**Source data**
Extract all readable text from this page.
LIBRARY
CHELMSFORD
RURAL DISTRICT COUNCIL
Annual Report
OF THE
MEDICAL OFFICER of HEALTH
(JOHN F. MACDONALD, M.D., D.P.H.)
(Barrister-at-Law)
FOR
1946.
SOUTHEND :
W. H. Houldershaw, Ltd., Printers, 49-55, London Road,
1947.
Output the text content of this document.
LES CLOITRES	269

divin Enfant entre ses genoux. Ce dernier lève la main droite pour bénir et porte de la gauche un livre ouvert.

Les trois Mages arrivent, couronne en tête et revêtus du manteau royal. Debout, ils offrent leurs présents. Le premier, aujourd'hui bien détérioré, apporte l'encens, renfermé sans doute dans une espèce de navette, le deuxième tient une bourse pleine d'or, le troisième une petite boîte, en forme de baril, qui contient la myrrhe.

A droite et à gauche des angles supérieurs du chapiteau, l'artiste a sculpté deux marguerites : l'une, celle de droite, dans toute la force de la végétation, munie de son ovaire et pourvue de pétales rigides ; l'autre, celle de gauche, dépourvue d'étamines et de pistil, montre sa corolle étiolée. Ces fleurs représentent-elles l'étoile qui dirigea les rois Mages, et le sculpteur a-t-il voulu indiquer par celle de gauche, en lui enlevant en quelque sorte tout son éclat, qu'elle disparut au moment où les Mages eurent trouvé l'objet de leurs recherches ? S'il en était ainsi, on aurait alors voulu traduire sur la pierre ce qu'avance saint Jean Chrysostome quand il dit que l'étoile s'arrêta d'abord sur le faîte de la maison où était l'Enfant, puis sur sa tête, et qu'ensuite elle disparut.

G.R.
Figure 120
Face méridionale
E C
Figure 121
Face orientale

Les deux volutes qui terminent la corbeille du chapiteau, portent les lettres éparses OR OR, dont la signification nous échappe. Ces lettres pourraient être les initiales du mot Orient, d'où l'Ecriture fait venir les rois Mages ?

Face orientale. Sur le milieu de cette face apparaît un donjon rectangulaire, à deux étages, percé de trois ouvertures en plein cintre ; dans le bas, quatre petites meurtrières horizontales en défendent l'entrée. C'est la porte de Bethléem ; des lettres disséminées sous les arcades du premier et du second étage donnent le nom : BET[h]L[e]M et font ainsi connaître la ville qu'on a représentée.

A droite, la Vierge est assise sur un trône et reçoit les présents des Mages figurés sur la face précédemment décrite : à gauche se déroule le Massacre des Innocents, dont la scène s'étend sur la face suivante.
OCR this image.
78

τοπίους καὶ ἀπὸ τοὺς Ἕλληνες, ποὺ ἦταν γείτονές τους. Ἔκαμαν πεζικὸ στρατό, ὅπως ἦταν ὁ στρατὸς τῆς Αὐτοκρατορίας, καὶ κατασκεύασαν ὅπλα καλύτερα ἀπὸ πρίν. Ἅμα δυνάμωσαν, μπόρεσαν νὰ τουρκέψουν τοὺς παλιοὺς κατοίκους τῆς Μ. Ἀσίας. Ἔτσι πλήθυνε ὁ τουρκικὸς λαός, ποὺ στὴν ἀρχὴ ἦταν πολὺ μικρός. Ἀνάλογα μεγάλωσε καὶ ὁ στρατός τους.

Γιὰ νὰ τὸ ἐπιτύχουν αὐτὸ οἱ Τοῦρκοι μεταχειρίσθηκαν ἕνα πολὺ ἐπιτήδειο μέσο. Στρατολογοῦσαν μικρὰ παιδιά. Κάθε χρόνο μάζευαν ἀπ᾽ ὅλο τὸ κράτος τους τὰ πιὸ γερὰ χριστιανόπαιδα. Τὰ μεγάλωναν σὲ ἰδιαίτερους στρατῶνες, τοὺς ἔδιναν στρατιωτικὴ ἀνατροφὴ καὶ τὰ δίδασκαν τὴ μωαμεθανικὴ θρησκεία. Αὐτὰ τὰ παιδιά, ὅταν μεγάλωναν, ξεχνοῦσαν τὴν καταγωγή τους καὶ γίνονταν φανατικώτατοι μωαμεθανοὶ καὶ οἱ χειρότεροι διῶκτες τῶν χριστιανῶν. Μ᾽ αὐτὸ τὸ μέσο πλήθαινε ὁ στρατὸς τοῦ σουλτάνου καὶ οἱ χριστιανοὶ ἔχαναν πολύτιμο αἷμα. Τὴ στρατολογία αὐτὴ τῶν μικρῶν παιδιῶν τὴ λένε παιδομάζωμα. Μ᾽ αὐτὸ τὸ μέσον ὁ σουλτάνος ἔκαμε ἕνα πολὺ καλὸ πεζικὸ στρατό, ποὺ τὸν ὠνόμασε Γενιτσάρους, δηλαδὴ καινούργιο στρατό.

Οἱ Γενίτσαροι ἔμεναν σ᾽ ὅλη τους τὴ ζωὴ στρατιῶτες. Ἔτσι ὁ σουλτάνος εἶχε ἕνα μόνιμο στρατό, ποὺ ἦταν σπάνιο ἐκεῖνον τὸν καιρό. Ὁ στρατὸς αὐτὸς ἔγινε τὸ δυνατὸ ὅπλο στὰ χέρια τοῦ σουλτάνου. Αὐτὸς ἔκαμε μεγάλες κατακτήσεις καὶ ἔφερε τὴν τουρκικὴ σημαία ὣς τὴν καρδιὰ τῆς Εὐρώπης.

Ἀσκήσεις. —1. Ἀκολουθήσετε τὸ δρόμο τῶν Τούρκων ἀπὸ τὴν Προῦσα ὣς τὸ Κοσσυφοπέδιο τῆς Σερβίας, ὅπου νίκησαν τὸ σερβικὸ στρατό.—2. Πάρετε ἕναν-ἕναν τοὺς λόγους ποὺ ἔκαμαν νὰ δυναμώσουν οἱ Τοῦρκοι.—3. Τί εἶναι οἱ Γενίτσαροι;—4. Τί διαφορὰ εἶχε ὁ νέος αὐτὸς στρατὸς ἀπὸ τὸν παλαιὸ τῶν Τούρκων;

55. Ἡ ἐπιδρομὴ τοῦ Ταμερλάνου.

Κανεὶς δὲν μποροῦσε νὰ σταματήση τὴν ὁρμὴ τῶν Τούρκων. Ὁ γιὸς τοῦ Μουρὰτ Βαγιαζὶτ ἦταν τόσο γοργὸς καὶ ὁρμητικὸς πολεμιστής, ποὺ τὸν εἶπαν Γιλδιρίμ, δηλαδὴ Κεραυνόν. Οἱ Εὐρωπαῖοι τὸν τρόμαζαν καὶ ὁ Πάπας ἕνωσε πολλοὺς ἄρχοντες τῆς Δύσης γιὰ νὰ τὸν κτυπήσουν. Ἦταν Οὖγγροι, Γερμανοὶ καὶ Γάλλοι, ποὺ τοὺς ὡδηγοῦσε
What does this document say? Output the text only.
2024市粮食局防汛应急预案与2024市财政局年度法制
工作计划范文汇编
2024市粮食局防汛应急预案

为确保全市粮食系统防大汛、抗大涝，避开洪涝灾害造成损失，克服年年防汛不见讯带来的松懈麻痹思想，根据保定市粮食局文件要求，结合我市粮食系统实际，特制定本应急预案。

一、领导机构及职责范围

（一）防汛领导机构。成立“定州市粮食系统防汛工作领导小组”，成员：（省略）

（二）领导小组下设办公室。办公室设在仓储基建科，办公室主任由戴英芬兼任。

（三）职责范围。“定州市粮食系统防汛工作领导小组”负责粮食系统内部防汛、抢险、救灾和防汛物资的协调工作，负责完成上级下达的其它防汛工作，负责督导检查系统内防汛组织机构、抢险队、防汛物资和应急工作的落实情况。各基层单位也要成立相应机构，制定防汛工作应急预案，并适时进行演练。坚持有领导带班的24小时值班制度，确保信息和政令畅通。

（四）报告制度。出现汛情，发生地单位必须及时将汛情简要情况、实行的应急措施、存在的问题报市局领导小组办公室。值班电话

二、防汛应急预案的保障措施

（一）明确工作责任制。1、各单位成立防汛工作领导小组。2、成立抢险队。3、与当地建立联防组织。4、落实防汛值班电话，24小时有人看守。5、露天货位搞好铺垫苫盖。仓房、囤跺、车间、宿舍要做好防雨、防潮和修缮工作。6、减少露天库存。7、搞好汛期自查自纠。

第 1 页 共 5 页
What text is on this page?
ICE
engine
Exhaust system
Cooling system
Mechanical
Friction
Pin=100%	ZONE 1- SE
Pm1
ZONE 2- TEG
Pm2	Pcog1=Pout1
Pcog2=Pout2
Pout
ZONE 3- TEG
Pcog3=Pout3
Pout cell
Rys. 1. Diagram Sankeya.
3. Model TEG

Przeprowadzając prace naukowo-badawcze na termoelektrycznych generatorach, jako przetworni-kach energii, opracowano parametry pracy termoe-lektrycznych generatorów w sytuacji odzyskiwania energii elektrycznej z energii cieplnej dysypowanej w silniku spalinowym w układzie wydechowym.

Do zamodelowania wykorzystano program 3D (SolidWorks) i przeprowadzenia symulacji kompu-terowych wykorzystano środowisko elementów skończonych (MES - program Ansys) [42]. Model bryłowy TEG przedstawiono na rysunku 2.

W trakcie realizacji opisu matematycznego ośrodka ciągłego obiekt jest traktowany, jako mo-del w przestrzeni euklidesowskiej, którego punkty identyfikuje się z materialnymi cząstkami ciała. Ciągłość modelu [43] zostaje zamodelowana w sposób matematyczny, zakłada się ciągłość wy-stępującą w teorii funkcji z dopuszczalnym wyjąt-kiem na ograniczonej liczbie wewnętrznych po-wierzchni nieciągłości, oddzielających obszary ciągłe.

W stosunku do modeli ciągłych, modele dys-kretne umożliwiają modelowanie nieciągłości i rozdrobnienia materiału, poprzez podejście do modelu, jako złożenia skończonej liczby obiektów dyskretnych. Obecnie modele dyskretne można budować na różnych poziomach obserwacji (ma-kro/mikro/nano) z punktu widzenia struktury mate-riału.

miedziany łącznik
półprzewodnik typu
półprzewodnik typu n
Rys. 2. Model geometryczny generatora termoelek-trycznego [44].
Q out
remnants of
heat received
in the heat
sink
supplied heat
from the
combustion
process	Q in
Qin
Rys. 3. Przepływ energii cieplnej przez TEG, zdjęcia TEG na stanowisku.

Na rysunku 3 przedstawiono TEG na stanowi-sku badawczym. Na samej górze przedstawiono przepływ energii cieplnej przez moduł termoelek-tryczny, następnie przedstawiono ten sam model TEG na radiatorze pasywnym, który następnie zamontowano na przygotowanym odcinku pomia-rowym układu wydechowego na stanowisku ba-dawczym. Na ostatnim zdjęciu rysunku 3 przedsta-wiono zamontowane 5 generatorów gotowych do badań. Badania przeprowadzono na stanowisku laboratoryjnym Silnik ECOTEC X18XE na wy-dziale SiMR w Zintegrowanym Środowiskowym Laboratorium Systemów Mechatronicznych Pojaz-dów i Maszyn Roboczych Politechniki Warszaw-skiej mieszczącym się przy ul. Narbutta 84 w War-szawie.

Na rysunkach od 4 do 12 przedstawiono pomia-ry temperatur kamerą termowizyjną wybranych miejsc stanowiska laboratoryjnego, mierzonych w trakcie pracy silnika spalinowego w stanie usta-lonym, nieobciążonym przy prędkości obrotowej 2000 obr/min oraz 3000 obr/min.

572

**Requirements**
List the lines of the records where "ἦταν" occurs.

**Solution below**
τοπίους καὶ ἀπὸ τοὺς Ἕλληνες, ποὺ ἦταν γείτονές τους. Ἔκαμαν πεζικὸ στρατό, ὅπως ἦταν ὁ στρατὸς τῆς Αὐτοκρατορίας, καὶ κατασκεύασαν ὅπλα καλύτερα ἀπὸ πρίν. Ἅμα δυνάμωσαν, μπόρεσαν νὰ τουρκέψουν τοὺς παλιοὺς κατοίκους τῆς Μ. Ἀσίας. Ἔτσι πλήθυνε ὁ τουρκικὸς λαός, ποὺ στὴν ἀρχὴ ἦταν πολὺ μικρός. Ἀνάλογα μεγάλωσε καὶ ὁ στρατός τους.
Οἱ Γενίτσαροι ἔμεναν σ᾽ ὅλη τους τὴ ζωὴ στρατιῶτες. Ἔτσι ὁ σουλτάνος εἶχε ἕνα μόνιμο στρατό, ποὺ ἦταν σπάνιο ἐκεῖνον τὸν καιρό. Ὁ στρατὸς αὐτὸς ἔγινε τὸ δυνατὸ ὅπλο στὰ χέρια τοῦ σουλτάνου. Αὐτὸς ἔκαμε μεγάλες κατακτήσεις καὶ ἔφερε τὴν τουρκικὴ σημαία ὣς τὴν καρδιὰ τῆς Εὐρώπης.
Κανεὶς δὲν μποροῦσε νὰ σταματήση τὴν ὁρμὴ τῶν Τούρκων. Ὁ γιὸς τοῦ Μουρὰτ Βαγιαζὶτ ἦταν τόσο γοργὸς καὶ ὁρμητικὸς πολεμιστής, ποὺ τὸν εἶπαν Γιλδιρίμ, δηλαδὴ Κεραυνόν. Οἱ Εὐρωπαῖοι τὸν τρόμαζαν καὶ ὁ Πάπας ἕνωσε πολλοὺς ἄρχοντες τῆς Δύσης γιὰ νὰ τὸν κτυπήσουν. Ἦταν Οὖγγροι, Γερμανοὶ καὶ Γάλλοι, ποὺ τοὺς ὡδηγοῦσε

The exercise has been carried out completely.